Stored data

————————

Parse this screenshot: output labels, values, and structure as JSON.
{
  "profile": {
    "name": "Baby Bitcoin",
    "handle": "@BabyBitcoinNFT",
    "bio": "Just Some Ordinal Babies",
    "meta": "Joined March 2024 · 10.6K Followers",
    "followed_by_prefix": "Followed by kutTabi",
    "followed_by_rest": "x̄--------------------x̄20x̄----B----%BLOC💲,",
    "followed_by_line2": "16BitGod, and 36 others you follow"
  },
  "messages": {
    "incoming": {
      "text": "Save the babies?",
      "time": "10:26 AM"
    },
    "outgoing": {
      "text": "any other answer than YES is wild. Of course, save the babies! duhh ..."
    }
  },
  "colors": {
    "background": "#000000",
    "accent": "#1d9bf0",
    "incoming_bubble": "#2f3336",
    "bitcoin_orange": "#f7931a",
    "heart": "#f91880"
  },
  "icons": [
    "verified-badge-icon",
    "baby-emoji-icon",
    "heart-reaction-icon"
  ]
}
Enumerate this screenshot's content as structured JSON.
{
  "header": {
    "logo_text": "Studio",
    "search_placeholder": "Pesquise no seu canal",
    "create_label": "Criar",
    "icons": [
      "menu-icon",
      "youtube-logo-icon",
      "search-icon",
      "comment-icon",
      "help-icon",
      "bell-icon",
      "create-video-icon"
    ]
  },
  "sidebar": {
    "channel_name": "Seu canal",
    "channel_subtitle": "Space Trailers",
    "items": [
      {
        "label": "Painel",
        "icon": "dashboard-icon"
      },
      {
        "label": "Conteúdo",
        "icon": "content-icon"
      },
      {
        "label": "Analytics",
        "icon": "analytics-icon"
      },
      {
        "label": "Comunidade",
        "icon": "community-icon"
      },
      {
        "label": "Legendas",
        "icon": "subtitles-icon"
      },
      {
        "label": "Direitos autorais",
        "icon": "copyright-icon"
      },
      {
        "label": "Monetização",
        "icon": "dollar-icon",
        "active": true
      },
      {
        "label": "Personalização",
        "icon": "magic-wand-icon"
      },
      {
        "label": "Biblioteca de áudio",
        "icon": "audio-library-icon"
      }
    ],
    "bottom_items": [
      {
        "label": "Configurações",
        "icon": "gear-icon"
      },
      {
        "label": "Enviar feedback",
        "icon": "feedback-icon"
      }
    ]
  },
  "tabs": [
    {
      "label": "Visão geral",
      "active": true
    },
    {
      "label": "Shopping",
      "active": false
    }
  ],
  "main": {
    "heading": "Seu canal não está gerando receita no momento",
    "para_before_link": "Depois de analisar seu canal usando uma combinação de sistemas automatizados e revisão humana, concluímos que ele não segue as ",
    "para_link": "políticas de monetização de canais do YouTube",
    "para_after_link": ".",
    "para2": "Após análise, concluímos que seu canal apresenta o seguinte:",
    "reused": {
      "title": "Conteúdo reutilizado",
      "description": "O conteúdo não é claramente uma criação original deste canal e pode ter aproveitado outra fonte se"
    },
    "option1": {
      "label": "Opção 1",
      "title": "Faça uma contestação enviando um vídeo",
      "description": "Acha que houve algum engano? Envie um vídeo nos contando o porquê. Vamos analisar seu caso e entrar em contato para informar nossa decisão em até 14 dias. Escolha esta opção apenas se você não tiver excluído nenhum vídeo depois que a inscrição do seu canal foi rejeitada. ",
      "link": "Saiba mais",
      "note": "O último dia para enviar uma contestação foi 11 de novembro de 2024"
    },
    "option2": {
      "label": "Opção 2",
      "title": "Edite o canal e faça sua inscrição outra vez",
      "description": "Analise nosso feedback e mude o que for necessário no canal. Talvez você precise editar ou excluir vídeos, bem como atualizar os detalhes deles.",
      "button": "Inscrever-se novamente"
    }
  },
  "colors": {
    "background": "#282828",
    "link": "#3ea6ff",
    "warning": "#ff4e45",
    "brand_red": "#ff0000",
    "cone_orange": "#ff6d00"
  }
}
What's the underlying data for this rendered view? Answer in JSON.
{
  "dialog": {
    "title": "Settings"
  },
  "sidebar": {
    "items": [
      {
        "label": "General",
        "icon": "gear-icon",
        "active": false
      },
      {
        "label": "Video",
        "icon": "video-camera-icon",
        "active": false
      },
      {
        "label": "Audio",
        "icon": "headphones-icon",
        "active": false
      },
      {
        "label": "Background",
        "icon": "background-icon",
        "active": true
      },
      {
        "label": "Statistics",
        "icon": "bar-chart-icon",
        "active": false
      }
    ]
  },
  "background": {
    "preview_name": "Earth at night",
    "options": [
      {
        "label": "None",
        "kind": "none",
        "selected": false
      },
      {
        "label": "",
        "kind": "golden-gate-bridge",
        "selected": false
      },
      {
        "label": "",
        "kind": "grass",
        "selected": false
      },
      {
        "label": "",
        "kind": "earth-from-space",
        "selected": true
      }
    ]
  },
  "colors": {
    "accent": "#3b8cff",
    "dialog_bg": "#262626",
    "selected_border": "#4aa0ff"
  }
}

————————

PROBLEM TO SOLVE
Exactly as written above, please repeat the entries.

CORRECT RESULT
Parse this screenshot: output labels, values, and structure as JSON.
{
  "profile": {
    "name": "Baby Bitcoin",
    "handle": "@BabyBitcoinNFT",
    "bio": "Just Some Ordinal Babies",
    "meta": "Joined March 2024 · 10.6K Followers",
    "followed_by_prefix": "Followed by kutTabi",
    "followed_by_rest": "x̄--------------------x̄20x̄----B----%BLOC💲,",
    "followed_by_line2": "16BitGod, and 36 others you follow"
  },
  "messages": {
    "incoming": {
      "text": "Save the babies?",
      "time": "10:26 AM"
    },
    "outgoing": {
      "text": "any other answer than YES is wild. Of course, save the babies! duhh ..."
    }
  },
  "colors": {
    "background": "#000000",
    "accent": "#1d9bf0",
    "incoming_bubble": "#2f3336",
    "bitcoin_orange": "#f7931a",
    "heart": "#f91880"
  },
  "icons": [
    "verified-badge-icon",
    "baby-emoji-icon",
    "heart-reaction-icon"
  ]
}
Enumerate this screenshot's content as structured JSON.
{
  "header": {
    "logo_text": "Studio",
    "search_placeholder": "Pesquise no seu canal",
    "create_label": "Criar",
    "icons": [
      "menu-icon",
      "youtube-logo-icon",
      "search-icon",
      "comment-icon",
      "help-icon",
      "bell-icon",
      "create-video-icon"
    ]
  },
  "sidebar": {
    "channel_name": "Seu canal",
    "channel_subtitle": "Space Trailers",
    "items": [
      {
        "label": "Painel",
        "icon": "dashboard-icon"
      },
      {
        "label": "Conteúdo",
        "icon": "content-icon"
      },
      {
        "label": "Analytics",
        "icon": "analytics-icon"
      },
      {
        "label": "Comunidade",
        "icon": "community-icon"
      },
      {
        "label": "Legendas",
        "icon": "subtitles-icon"
      },
      {
        "label": "Direitos autorais",
        "icon": "copyright-icon"
      },
      {
        "label": "Monetização",
        "icon": "dollar-icon",
        "active": true
      },
      {
        "label": "Personalização",
        "icon": "magic-wand-icon"
      },
      {
        "label": "Biblioteca de áudio",
        "icon": "audio-library-icon"
      }
    ],
    "bottom_items": [
      {
        "label": "Configurações",
        "icon": "gear-icon"
      },
      {
        "label": "Enviar feedback",
        "icon": "feedback-icon"
      }
    ]
  },
  "tabs": [
    {
      "label": "Visão geral",
      "active": true
    },
    {
      "label": "Shopping",
      "active": false
    }
  ],
  "main": {
    "heading": "Seu canal não está gerando receita no momento",
    "para_before_link": "Depois de analisar seu canal usando uma combinação de sistemas automatizados e revisão humana, concluímos que ele não segue as ",
    "para_link": "políticas de monetização de canais do YouTube",
    "para_after_link": ".",
    "para2": "Após análise, concluímos que seu canal apresenta o seguinte:",
    "reused": {
      "title": "Conteúdo reutilizado",
      "description": "O conteúdo não é claramente uma criação original deste canal e pode ter aproveitado outra fonte se"
    },
    "option1": {
      "label": "Opção 1",
      "title": "Faça uma contestação enviando um vídeo",
      "description": "Acha que houve algum engano? Envie um vídeo nos contando o porquê. Vamos analisar seu caso e entrar em contato para informar nossa decisão em até 14 dias. Escolha esta opção apenas se você não tiver excluído nenhum vídeo depois que a inscrição do seu canal foi rejeitada. ",
      "link": "Saiba mais",
      "note": "O último dia para enviar uma contestação foi 11 de novembro de 2024"
    },
    "option2": {
      "label": "Opção 2",
      "title": "Edite o canal e faça sua inscrição outra vez",
      "description": "Analise nosso feedback e mude o que for necessário no canal. Talvez você precise editar ou excluir vídeos, bem como atualizar os detalhes deles.",
      "button": "Inscrever-se novamente"
    }
  },
  "colors": {
    "background": "#282828",
    "link": "#3ea6ff",
    "warning": "#ff4e45",
    "brand_red": "#ff0000",
    "cone_orange": "#ff6d00"
  }
}
What's the underlying data for this rendered view? Answer in JSON.
{
  "dialog": {
    "title": "Settings"
  },
  "sidebar": {
    "items": [
      {
        "label": "General",
        "icon": "gear-icon",
        "active": false
      },
      {
        "label": "Video",
        "icon": "video-camera-icon",
        "active": false
      },
      {
        "label": "Audio",
        "icon": "headphones-icon",
        "active": false
      },
      {
        "label": "Background",
        "icon": "background-icon",
        "active": true
      },
      {
        "label": "Statistics",
        "icon": "bar-chart-icon",
        "active": false
      }
    ]
  },
  "background": {
    "preview_name": "Earth at night",
    "options": [
      {
        "label": "None",
        "kind": "none",
        "selected": false
      },
      {
        "label": "",
        "kind": "golden-gate-bridge",
        "selected": false
      },
      {
        "label": "",
        "kind": "grass",
        "selected": false
      },
      {
        "label": "",
        "kind": "earth-from-space",
        "selected": true
      }
    ]
  },
  "colors": {
    "accent": "#3b8cff",
    "dialog_bg": "#262626",
    "selected_border": "#4aa0ff"
  }
}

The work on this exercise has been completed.